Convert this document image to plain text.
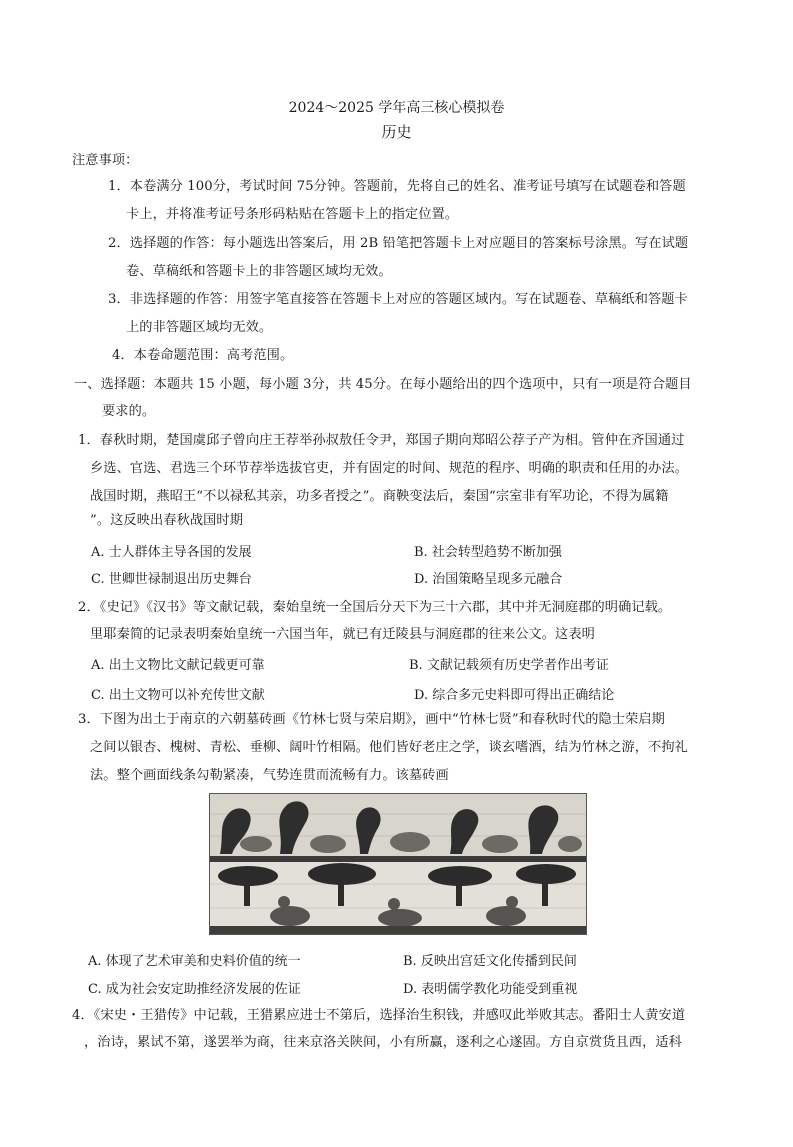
2024～2025 学年高三核心模拟卷
历史
注意事项：
1．本卷满分 100分，考试时间 75分钟。答题前，先将自己的姓名、准考证号填写在试题卷和答题
卡上，并将准考证号条形码粘贴在答题卡上的指定位置。
2．选择题的作答：每小题选出答案后，用 2B 铅笔把答题卡上对应题目的答案标号涂黑。写在试题
卷、草稿纸和答题卡上的非答题区域均无效。
3．非选择题的作答：用签字笔直接答在答题卡上对应的答题区域内。写在试题卷、草稿纸和答题卡
上的非答题区域均无效。
4．本卷命题范围：高考范围。
一、选择题：本题共 15 小题，每小题 3分，共 45分。在每小题给出的四个选项中，只有一项是符合题目
要求的。
1．春秋时期，楚国虞邱子曾向庄王荐举孙叔敖任令尹，郑国子期向郑昭公荐子产为相。管仲在齐国通过
乡选、官选、君选三个环节荐举选拔官吏，并有固定的时间、规范的程序、明确的职责和任用的办法。
战国时期，燕昭王“不以禄私其亲，功多者授之”。商鞅变法后，秦国“宗室非有军功论，不得为属籍
”。这反映出春秋战国时期
A. 士人群体主导各国的发展	B. 社会转型趋势不断加强
C. 世卿世禄制退出历史舞台	D. 治国策略呈现多元融合
2．《史记》《汉书》等文献记载，秦始皇统一全国后分天下为三十六郡，其中并无洞庭郡的明确记载。
里耶秦简的记录表明秦始皇统一六国当年，就已有迁陵县与洞庭郡的往来公文。这表明
A. 出土文物比文献记载更可靠	B. 文献记载须有历史学者作出考证
C. 出土文物可以补充传世文献	D. 综合多元史料即可得出正确结论
3．下图为出土于南京的六朝墓砖画《竹林七贤与荣启期》，画中“竹林七贤”和春秋时代的隐士荣启期
之间以银杏、槐树、青松、垂柳、阔叶竹相隔。他们皆好老庄之学，谈玄嗜酒，结为竹林之游，不拘礼
法。整个画面线条勾勒紧凑，气势连贯而流畅有力。该墓砖画
A. 体现了艺术审美和史料价值的统一	B. 反映出宫廷文化传播到民间
C. 成为社会安定助推经济发展的佐证	D. 表明儒学教化功能受到重视
4．《宋史・王猎传》中记载，王猎累应进士不第后，选择治生积钱，并感叹此举败其志。番阳士人黄安道
，治诗，累试不第，遂罢举为商，往来京洛关陕间，小有所赢，逐利之心遂固。方自京赏货且西，适科
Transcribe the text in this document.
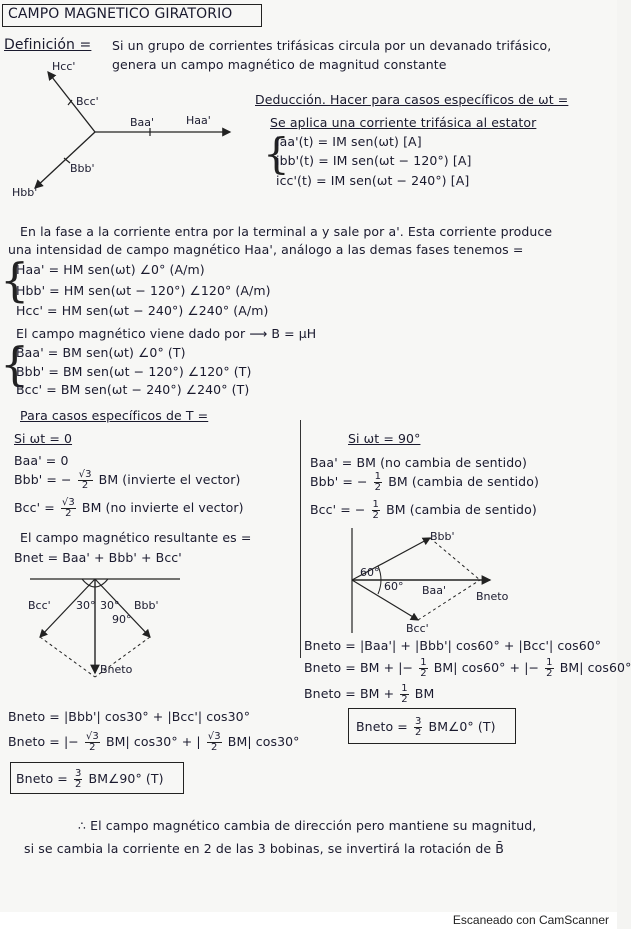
CAMPO MAGNETICO GIRATORIO
Definición = Si un grupo de corrientes trifásicas circula por un devanado trifásico,
genera un campo magnético de magnitud constante
Hcc'
Bcc'
Baa'	Haa'
Bbb'
Hbb'
Deducción. Hacer para casos específicos de ωt =
Se aplica una corriente trifásica al estator
{
iaa'(t) = IM sen(ωt) [A]
ibb'(t) = IM sen(ωt − 120°) [A]
icc'(t) = IM sen(ωt − 240°) [A]
En la fase a la corriente entra por la terminal a y sale por a'. Esta corriente produce
una intensidad de campo magnético Haa', análogo a las demas fases tenemos =
{
Haa' = HM sen(ωt) ∠0° (A/m)
Hbb' = HM sen(ωt − 120°) ∠120° (A/m)
Hcc' = HM sen(ωt − 240°) ∠240° (A/m)
El campo magnético viene dado por ⟶ B = μH
{
Baa' = BM sen(ωt) ∠0° (T)
Bbb' = BM sen(ωt − 120°) ∠120° (T)
Bcc' = BM sen(ωt − 240°) ∠240° (T)
Para casos específicos de T =
Si ωt = 0
Baa' = 0
Bbb' = − $\frac{√3}{2}$ BM (invierte el vector)
$Bcc' = \frac{√3}{2}$ BM (no invierte el vector)
El campo magnético resultante es =
Bnet = Baa' + Bbb' + Bcc'
Bcc'	Bbb'
30° 30°
90°
Bneto
Bneto = |Bbb'| cos30° + |Bcc'| cos30°
Bneto = |− $\frac{√3}{2} BM|$ cos30° + | $\frac{√3}{2} BM|$ cos30°
Bneto = $\frac{3}{2}$ BM∠90° (T)
Si ωt = 90°
Baa' = BM (no cambia de sentido)
Bbb' = − $\frac{1}{2}$ BM (cambia de sentido)
Bcc' = − $\frac{1}{2}$ BM (cambia de sentido)
Bbb'
60°
60° Baa'	Bneto
Bcc'
Bneto = |Baa'| + |Bbb'| cos60° + |Bcc'| cos60°
Bneto = BM + |− $\frac{1}{2} BM|$ cos60° + |− $\frac{1}{2} BM|$ cos60°
Bneto = BM + $\frac{1}{2}$ BM
Bneto = $\frac{3}{2}$ BM∠0° (T)
∴ El campo magnético cambia de dirección pero mantiene su magnitud,
si se cambia la corriente en 2 de las 3 bobinas, se invertirá la rotación de B̄
Escaneado con CamScanner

=-=-=

* [What this task involves] All of the lines above should be retyped precisely, apart from the pictures.

* [Response to the exercise]
Convert this document image to plain text.
2024～2025 学年高三核心模拟卷
历史
注意事项：
1．本卷满分 100分，考试时间 75分钟。答题前，先将自己的姓名、准考证号填写在试题卷和答题
卡上，并将准考证号条形码粘贴在答题卡上的指定位置。
2．选择题的作答：每小题选出答案后，用 2B 铅笔把答题卡上对应题目的答案标号涂黑。写在试题
卷、草稿纸和答题卡上的非答题区域均无效。
3．非选择题的作答：用签字笔直接答在答题卡上对应的答题区域内。写在试题卷、草稿纸和答题卡
上的非答题区域均无效。
4．本卷命题范围：高考范围。
一、选择题：本题共 15 小题，每小题 3分，共 45分。在每小题给出的四个选项中，只有一项是符合题目
要求的。
1．春秋时期，楚国虞邱子曾向庄王荐举孙叔敖任令尹，郑国子期向郑昭公荐子产为相。管仲在齐国通过
乡选、官选、君选三个环节荐举选拔官吏，并有固定的时间、规范的程序、明确的职责和任用的办法。
战国时期，燕昭王“不以禄私其亲，功多者授之”。商鞅变法后，秦国“宗室非有军功论，不得为属籍
”。这反映出春秋战国时期
A. 士人群体主导各国的发展	B. 社会转型趋势不断加强
C. 世卿世禄制退出历史舞台	D. 治国策略呈现多元融合
2．《史记》《汉书》等文献记载，秦始皇统一全国后分天下为三十六郡，其中并无洞庭郡的明确记载。
里耶秦简的记录表明秦始皇统一六国当年，就已有迁陵县与洞庭郡的往来公文。这表明
A. 出土文物比文献记载更可靠	B. 文献记载须有历史学者作出考证
C. 出土文物可以补充传世文献	D. 综合多元史料即可得出正确结论
3．下图为出土于南京的六朝墓砖画《竹林七贤与荣启期》，画中“竹林七贤”和春秋时代的隐士荣启期
之间以银杏、槐树、青松、垂柳、阔叶竹相隔。他们皆好老庄之学，谈玄嗜酒，结为竹林之游，不拘礼
法。整个画面线条勾勒紧凑，气势连贯而流畅有力。该墓砖画
A. 体现了艺术审美和史料价值的统一	B. 反映出宫廷文化传播到民间
C. 成为社会安定助推经济发展的佐证	D. 表明儒学教化功能受到重视
4．《宋史・王猎传》中记载，王猎累应进士不第后，选择治生积钱，并感叹此举败其志。番阳士人黄安道
，治诗，累试不第，遂罢举为商，往来京洛关陕间，小有所赢，逐利之心遂固。方自京赏货且西，适科
Transcribe the text in this document.
CAMPO MAGNETICO GIRATORIO
Definición = Si un grupo de corrientes trifásicas circula por un devanado trifásico,
genera un campo magnético de magnitud constante
Hcc'
Bcc'
Baa'	Haa'
Bbb'
Hbb'
Deducción. Hacer para casos específicos de ωt =
Se aplica una corriente trifásica al estator
{
iaa'(t) = IM sen(ωt) [A]
ibb'(t) = IM sen(ωt − 120°) [A]
icc'(t) = IM sen(ωt − 240°) [A]
En la fase a la corriente entra por la terminal a y sale por a'. Esta corriente produce
una intensidad de campo magnético Haa', análogo a las demas fases tenemos =
{
Haa' = HM sen(ωt) ∠0° (A/m)
Hbb' = HM sen(ωt − 120°) ∠120° (A/m)
Hcc' = HM sen(ωt − 240°) ∠240° (A/m)
El campo magnético viene dado por ⟶ B = μH
{
Baa' = BM sen(ωt) ∠0° (T)
Bbb' = BM sen(ωt − 120°) ∠120° (T)
Bcc' = BM sen(ωt − 240°) ∠240° (T)
Para casos específicos de T =
Si ωt = 0
Baa' = 0
Bbb' = − $\frac{√3}{2}$ BM (invierte el vector)
$Bcc' = \frac{√3}{2}$ BM (no invierte el vector)
El campo magnético resultante es =
Bnet = Baa' + Bbb' + Bcc'
Bcc'	Bbb'
30° 30°
90°
Bneto
Bneto = |Bbb'| cos30° + |Bcc'| cos30°
Bneto = |− $\frac{√3}{2} BM|$ cos30° + | $\frac{√3}{2} BM|$ cos30°
Bneto = $\frac{3}{2}$ BM∠90° (T)
Si ωt = 90°
Baa' = BM (no cambia de sentido)
Bbb' = − $\frac{1}{2}$ BM (cambia de sentido)
Bcc' = − $\frac{1}{2}$ BM (cambia de sentido)
Bbb'
60°
60° Baa'	Bneto
Bcc'
Bneto = |Baa'| + |Bbb'| cos60° + |Bcc'| cos60°
Bneto = BM + |− $\frac{1}{2} BM|$ cos60° + |− $\frac{1}{2} BM|$ cos60°
Bneto = BM + $\frac{1}{2}$ BM
Bneto = $\frac{3}{2}$ BM∠0° (T)
∴ El campo magnético cambia de dirección pero mantiene su magnitud,
si se cambia la corriente en 2 de las 3 bobinas, se invertirá la rotación de B̄
Escaneado con CamScanner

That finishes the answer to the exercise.